▸ **Goal of the exercise**
Among the lines below, list those containing the string "JSON".
+ + + + + + +
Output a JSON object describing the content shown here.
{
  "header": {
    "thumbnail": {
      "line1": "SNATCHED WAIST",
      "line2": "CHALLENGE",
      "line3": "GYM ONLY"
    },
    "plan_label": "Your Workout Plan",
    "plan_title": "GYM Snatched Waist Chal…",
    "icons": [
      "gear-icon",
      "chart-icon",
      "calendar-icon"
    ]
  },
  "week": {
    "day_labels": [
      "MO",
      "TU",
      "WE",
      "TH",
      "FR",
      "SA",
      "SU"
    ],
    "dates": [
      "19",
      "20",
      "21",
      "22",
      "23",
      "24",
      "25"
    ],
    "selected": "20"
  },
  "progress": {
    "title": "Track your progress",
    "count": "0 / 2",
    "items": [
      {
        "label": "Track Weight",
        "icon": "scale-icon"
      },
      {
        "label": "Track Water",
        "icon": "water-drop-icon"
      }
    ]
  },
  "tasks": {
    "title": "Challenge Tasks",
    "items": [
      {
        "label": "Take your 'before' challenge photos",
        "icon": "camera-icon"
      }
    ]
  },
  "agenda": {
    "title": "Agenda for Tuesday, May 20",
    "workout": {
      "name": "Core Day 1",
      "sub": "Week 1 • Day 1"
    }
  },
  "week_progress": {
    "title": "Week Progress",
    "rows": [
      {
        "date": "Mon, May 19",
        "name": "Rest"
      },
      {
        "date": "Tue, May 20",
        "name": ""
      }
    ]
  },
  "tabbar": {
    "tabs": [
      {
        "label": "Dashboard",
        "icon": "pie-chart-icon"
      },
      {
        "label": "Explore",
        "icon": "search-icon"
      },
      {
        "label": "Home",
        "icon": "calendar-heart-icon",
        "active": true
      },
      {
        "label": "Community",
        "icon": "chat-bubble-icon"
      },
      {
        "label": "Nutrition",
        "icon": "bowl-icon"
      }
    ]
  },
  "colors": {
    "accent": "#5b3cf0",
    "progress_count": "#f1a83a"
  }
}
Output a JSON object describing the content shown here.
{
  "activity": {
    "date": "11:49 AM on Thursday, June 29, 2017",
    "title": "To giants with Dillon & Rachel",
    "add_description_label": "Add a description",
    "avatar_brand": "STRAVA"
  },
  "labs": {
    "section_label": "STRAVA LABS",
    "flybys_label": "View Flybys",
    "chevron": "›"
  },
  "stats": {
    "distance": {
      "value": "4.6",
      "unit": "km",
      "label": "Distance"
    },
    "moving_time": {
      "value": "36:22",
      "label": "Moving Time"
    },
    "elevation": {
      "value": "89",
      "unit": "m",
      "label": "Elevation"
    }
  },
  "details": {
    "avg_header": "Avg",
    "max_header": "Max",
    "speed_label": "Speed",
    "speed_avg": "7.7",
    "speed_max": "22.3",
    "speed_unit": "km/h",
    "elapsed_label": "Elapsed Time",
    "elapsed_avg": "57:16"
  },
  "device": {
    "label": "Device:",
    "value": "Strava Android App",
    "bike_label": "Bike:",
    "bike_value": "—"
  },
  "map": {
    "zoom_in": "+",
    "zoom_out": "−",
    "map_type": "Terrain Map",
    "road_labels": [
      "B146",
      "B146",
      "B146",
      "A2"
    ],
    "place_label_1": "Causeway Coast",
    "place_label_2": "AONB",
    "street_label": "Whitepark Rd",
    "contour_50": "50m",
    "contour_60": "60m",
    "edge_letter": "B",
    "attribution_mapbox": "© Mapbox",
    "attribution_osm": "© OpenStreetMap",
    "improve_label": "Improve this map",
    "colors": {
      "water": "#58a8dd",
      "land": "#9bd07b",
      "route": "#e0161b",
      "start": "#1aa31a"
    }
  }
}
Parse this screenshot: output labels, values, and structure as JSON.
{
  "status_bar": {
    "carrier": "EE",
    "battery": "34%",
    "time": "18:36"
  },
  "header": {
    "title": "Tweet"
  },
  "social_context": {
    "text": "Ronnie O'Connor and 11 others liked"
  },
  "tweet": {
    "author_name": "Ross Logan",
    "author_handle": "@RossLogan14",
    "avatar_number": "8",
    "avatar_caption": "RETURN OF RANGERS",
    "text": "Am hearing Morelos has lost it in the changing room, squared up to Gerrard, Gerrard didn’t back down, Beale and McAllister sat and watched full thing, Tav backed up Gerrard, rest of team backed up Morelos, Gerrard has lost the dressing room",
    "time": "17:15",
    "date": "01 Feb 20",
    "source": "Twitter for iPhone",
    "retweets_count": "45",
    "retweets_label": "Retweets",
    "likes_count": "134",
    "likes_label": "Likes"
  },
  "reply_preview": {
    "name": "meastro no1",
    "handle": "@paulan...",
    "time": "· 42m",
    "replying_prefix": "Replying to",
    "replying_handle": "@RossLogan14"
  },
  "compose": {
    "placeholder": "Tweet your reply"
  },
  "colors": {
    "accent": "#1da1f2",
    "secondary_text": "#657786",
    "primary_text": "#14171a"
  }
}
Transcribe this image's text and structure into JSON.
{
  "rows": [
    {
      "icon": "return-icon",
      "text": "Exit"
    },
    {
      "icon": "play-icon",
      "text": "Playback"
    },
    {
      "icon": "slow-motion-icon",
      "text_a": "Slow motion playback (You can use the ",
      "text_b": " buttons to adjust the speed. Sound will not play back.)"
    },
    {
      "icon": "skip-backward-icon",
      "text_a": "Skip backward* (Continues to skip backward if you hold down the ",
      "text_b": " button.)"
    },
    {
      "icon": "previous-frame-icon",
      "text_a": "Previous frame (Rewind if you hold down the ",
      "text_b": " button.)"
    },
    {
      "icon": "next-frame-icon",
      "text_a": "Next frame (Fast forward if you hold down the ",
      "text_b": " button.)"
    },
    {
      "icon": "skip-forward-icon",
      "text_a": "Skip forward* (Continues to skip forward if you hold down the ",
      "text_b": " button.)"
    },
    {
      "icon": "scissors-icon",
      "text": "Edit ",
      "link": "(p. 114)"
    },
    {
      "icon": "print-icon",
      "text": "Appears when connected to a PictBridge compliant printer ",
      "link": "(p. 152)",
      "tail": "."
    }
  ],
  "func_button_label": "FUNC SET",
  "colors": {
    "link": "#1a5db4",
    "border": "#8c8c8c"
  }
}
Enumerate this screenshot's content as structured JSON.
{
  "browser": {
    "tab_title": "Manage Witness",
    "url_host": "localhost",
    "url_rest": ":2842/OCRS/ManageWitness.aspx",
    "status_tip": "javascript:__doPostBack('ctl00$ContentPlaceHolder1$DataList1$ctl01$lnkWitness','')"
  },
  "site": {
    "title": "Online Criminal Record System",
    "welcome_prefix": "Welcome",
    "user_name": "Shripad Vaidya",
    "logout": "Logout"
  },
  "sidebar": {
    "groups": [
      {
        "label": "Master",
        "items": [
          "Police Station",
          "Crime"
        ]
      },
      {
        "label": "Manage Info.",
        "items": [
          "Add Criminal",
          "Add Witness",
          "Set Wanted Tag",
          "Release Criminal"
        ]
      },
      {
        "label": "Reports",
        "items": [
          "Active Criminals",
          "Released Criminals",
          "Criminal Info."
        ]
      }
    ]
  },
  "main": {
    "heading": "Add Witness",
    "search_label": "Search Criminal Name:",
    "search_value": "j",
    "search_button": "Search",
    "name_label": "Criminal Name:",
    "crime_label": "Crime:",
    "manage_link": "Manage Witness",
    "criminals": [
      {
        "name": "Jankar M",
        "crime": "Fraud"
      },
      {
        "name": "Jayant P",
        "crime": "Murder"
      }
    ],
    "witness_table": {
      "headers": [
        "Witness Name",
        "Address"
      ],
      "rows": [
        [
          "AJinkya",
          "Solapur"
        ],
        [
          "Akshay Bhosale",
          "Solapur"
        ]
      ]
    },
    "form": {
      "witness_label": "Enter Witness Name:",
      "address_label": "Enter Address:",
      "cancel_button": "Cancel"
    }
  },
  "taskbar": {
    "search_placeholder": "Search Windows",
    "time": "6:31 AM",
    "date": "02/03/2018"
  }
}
+ + + + + + +
▸ **Task solution**
Output a JSON object describing the content shown here.
Output a JSON object describing the content shown here.
Parse this screenshot: output labels, values, and structure as JSON.
Transcribe this image's text and structure into JSON.
Enumerate this screenshot's content as structured JSON.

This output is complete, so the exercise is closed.